## DESCRIPTION OF THE TASK
Extract, from the records beneath this instruction, each line that contains the word "écran".

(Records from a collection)
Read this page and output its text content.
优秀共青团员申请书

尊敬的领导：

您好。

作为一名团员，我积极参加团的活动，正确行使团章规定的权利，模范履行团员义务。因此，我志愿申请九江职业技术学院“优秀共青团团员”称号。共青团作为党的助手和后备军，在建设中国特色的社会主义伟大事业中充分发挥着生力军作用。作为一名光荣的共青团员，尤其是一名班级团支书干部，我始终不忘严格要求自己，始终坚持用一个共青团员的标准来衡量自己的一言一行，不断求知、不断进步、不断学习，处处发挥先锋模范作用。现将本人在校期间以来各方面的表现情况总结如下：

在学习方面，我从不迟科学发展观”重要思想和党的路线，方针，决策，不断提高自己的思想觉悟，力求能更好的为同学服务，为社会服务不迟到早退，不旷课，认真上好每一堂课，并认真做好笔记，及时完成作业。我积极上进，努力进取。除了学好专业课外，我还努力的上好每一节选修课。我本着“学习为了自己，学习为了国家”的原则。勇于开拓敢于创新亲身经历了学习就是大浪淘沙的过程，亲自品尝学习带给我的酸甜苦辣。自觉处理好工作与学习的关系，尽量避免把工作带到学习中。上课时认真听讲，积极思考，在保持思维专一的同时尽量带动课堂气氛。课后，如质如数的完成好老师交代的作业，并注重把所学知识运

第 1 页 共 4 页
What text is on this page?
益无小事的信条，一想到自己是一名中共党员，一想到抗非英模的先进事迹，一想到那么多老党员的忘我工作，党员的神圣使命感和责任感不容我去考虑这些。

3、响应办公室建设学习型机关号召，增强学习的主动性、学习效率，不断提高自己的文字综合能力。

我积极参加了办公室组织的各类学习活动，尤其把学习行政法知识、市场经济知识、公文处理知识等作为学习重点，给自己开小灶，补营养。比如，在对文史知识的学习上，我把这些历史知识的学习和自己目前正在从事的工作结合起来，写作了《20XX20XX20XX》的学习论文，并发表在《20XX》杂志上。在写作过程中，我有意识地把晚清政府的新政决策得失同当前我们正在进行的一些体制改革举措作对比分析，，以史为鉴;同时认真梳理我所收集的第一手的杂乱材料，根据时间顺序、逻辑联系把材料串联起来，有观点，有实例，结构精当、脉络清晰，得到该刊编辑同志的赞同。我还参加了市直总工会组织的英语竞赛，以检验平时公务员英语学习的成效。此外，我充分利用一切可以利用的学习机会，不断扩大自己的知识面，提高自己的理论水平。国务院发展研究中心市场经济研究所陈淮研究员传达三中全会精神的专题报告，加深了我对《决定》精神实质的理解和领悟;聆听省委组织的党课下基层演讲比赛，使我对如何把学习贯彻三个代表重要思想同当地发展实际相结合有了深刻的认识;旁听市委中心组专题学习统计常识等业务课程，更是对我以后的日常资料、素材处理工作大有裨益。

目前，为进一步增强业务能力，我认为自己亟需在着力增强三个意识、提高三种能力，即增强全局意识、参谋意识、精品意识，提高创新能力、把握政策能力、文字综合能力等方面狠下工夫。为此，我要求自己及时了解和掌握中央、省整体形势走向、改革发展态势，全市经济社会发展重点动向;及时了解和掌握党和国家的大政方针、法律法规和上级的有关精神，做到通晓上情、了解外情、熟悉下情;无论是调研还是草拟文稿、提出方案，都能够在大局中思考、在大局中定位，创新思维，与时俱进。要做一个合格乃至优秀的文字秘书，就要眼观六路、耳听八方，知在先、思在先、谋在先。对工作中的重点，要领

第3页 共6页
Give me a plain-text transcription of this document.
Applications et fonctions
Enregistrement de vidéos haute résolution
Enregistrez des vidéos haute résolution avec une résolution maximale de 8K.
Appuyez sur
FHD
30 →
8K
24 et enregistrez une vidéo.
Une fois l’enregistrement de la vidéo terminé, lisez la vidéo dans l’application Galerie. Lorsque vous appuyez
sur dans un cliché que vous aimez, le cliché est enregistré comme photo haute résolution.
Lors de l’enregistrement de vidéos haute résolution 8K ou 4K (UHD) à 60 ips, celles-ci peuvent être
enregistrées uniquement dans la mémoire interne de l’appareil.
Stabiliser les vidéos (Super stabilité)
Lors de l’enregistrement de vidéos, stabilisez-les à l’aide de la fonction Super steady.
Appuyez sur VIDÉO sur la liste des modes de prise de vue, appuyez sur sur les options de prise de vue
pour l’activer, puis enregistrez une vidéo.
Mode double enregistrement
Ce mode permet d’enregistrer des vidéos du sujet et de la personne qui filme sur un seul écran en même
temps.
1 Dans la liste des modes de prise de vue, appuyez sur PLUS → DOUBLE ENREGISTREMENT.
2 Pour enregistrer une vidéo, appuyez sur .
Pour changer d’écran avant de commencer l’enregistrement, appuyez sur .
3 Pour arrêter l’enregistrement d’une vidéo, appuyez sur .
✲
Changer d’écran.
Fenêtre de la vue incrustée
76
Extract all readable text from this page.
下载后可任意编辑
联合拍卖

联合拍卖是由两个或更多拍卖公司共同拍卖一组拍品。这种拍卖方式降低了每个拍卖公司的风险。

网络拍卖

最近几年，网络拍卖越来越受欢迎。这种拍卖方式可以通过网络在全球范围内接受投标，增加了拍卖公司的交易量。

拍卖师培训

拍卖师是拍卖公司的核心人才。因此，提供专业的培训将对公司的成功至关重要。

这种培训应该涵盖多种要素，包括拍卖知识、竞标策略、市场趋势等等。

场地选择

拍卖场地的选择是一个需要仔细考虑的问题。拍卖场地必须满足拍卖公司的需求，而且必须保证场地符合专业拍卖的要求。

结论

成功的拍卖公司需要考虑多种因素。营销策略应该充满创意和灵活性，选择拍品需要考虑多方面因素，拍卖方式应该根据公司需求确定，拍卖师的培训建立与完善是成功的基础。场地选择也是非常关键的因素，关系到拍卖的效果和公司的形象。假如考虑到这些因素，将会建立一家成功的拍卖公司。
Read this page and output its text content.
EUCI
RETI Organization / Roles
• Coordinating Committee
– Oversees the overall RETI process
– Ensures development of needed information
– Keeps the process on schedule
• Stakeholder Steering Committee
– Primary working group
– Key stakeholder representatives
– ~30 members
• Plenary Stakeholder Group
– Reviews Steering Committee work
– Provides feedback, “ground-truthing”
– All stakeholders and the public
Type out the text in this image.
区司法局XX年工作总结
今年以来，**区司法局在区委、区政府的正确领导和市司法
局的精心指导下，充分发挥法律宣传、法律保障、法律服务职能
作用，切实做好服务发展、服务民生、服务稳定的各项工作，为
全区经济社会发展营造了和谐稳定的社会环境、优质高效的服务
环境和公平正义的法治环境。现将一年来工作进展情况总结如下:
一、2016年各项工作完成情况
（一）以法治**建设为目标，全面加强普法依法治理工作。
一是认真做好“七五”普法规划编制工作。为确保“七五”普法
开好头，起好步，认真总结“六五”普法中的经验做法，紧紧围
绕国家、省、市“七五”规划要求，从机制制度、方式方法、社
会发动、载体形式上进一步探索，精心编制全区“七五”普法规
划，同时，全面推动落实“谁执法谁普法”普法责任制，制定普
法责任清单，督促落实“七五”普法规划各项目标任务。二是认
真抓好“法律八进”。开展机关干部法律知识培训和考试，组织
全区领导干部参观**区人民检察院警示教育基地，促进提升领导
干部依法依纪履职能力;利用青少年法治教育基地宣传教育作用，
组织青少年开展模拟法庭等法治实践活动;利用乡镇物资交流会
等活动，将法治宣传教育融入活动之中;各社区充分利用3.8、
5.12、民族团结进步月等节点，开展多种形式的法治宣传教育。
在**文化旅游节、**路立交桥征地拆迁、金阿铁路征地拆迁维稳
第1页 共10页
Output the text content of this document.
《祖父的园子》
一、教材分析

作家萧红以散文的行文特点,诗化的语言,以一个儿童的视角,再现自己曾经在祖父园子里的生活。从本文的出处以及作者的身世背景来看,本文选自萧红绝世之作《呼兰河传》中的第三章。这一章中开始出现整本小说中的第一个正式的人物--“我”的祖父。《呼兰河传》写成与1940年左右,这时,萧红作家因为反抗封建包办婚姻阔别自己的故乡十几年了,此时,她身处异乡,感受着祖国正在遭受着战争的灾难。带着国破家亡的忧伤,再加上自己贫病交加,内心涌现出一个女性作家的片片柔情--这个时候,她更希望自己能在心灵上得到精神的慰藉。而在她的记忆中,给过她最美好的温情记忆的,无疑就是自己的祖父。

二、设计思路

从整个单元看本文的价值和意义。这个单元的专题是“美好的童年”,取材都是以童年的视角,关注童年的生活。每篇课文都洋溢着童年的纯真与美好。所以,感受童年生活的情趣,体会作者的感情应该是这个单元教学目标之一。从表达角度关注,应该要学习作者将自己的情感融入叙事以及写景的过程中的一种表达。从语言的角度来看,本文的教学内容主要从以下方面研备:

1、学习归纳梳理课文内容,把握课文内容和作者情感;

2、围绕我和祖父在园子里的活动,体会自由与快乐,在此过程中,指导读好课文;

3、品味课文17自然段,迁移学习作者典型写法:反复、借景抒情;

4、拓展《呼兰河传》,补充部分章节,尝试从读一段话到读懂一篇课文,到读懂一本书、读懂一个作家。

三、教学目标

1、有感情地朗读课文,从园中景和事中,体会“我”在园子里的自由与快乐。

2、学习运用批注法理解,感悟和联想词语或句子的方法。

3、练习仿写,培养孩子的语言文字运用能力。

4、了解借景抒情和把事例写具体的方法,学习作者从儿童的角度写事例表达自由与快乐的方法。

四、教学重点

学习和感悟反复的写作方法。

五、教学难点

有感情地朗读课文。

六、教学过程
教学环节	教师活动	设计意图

## RESULT
Ce mode permet d’enregistrer des vidéos du sujet et de la personne qui filme sur un seul écran en même
Pour changer d’écran avant de commencer l’enregistrement, appuyez sur .
Changer d’écran.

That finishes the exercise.